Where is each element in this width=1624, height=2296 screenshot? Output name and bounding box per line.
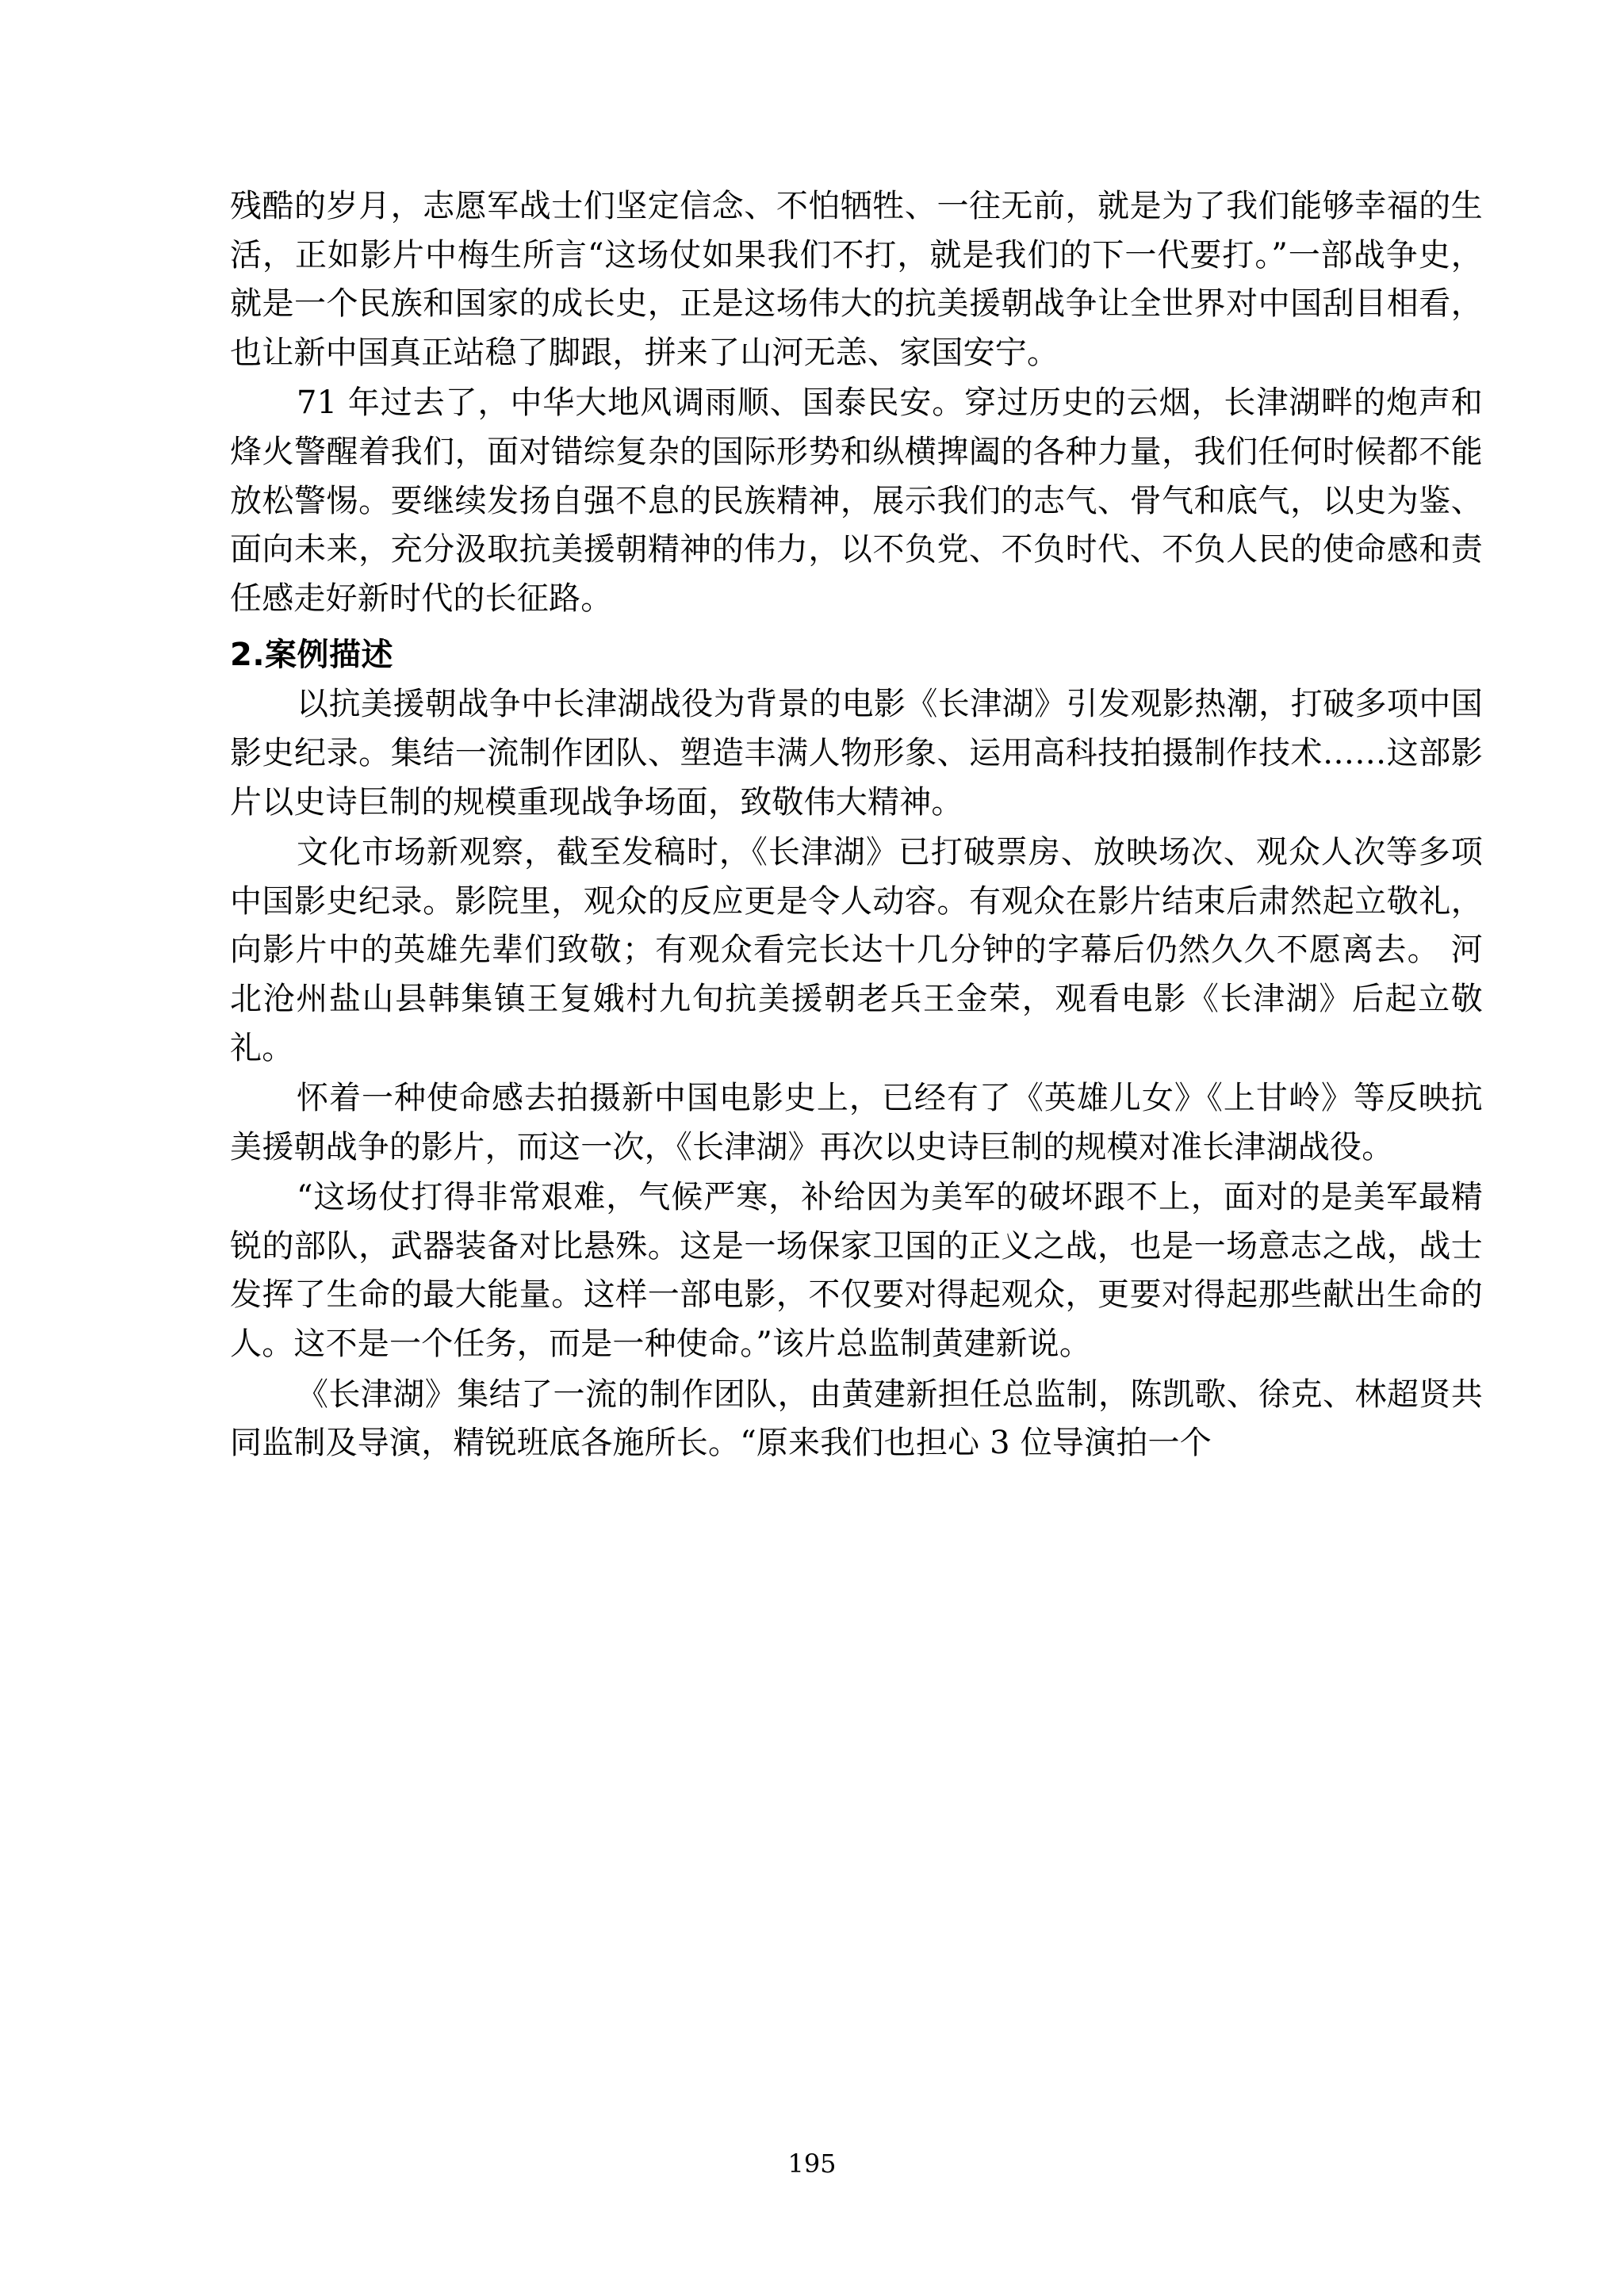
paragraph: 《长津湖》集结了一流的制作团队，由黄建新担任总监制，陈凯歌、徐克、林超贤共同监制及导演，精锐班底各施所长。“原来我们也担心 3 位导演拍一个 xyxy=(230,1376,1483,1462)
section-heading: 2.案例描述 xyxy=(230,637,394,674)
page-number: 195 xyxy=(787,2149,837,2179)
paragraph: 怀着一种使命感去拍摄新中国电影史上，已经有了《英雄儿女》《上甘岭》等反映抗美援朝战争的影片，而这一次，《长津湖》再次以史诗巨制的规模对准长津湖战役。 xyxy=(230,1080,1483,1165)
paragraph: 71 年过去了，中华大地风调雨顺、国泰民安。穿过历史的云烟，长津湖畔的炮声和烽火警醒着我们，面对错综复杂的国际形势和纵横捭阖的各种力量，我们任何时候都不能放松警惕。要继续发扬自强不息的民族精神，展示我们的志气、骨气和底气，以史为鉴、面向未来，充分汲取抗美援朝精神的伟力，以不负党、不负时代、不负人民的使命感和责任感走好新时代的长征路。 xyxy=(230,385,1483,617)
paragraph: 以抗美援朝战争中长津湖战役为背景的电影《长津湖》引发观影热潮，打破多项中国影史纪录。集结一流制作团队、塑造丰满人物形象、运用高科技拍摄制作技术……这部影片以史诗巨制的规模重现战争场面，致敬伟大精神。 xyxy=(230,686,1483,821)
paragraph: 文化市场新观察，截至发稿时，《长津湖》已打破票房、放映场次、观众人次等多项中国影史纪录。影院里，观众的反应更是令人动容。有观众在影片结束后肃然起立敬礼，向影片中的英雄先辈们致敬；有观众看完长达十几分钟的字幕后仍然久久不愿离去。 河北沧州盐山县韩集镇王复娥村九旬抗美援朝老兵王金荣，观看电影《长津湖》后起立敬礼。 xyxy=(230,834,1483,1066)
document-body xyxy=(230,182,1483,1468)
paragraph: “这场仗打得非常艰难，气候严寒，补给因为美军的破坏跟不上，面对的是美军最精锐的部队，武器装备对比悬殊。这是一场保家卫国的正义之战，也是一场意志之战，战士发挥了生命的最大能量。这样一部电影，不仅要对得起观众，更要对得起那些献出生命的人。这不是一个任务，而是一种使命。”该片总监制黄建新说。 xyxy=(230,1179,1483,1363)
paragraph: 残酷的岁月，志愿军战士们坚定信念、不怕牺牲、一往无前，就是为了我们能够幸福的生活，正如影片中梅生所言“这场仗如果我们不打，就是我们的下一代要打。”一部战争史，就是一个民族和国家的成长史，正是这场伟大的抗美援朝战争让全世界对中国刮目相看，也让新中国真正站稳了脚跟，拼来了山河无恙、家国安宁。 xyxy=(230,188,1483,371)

Instructions to follow = Swap "paragraph" for "text-block" in everything from the entry containing "3 位导演拍一个 xyxy=(230,1376,1483,1462)" down to the end of the entries, leaving all else unchanged, and output only those lines.

Correct result =
text-block: 《长津湖》集结了一流的制作团队，由黄建新担任总监制，陈凯歌、徐克、林超贤共同监制及导演，精锐班底各施所长。“原来我们也担心 3 位导演拍一个 xyxy=(230,1376,1483,1462)
section-heading: 2.案例描述 xyxy=(230,637,394,674)
page-number: 195 xyxy=(787,2149,837,2179)
text-block: 怀着一种使命感去拍摄新中国电影史上，已经有了《英雄儿女》《上甘岭》等反映抗美援朝战争的影片，而这一次，《长津湖》再次以史诗巨制的规模对准长津湖战役。 xyxy=(230,1080,1483,1165)
text-block: 71 年过去了，中华大地风调雨顺、国泰民安。穿过历史的云烟，长津湖畔的炮声和烽火警醒着我们，面对错综复杂的国际形势和纵横捭阖的各种力量，我们任何时候都不能放松警惕。要继续发扬自强不息的民族精神，展示我们的志气、骨气和底气，以史为鉴、面向未来，充分汲取抗美援朝精神的伟力，以不负党、不负时代、不负人民的使命感和责任感走好新时代的长征路。 xyxy=(230,385,1483,617)
text-block: 以抗美援朝战争中长津湖战役为背景的电影《长津湖》引发观影热潮，打破多项中国影史纪录。集结一流制作团队、塑造丰满人物形象、运用高科技拍摄制作技术……这部影片以史诗巨制的规模重现战争场面，致敬伟大精神。 xyxy=(230,686,1483,821)
text-block: 文化市场新观察，截至发稿时，《长津湖》已打破票房、放映场次、观众人次等多项中国影史纪录。影院里，观众的反应更是令人动容。有观众在影片结束后肃然起立敬礼，向影片中的英雄先辈们致敬；有观众看完长达十几分钟的字幕后仍然久久不愿离去。 河北沧州盐山县韩集镇王复娥村九旬抗美援朝老兵王金荣，观看电影《长津湖》后起立敬礼。 xyxy=(230,834,1483,1066)
document-body xyxy=(230,182,1483,1468)
text-block: “这场仗打得非常艰难，气候严寒，补给因为美军的破坏跟不上，面对的是美军最精锐的部队，武器装备对比悬殊。这是一场保家卫国的正义之战，也是一场意志之战，战士发挥了生命的最大能量。这样一部电影，不仅要对得起观众，更要对得起那些献出生命的人。这不是一个任务，而是一种使命。”该片总监制黄建新说。 xyxy=(230,1179,1483,1363)
text-block: 残酷的岁月，志愿军战士们坚定信念、不怕牺牲、一往无前，就是为了我们能够幸福的生活，正如影片中梅生所言“这场仗如果我们不打，就是我们的下一代要打。”一部战争史，就是一个民族和国家的成长史，正是这场伟大的抗美援朝战争让全世界对中国刮目相看，也让新中国真正站稳了脚跟，拼来了山河无恙、家国安宁。 xyxy=(230,188,1483,371)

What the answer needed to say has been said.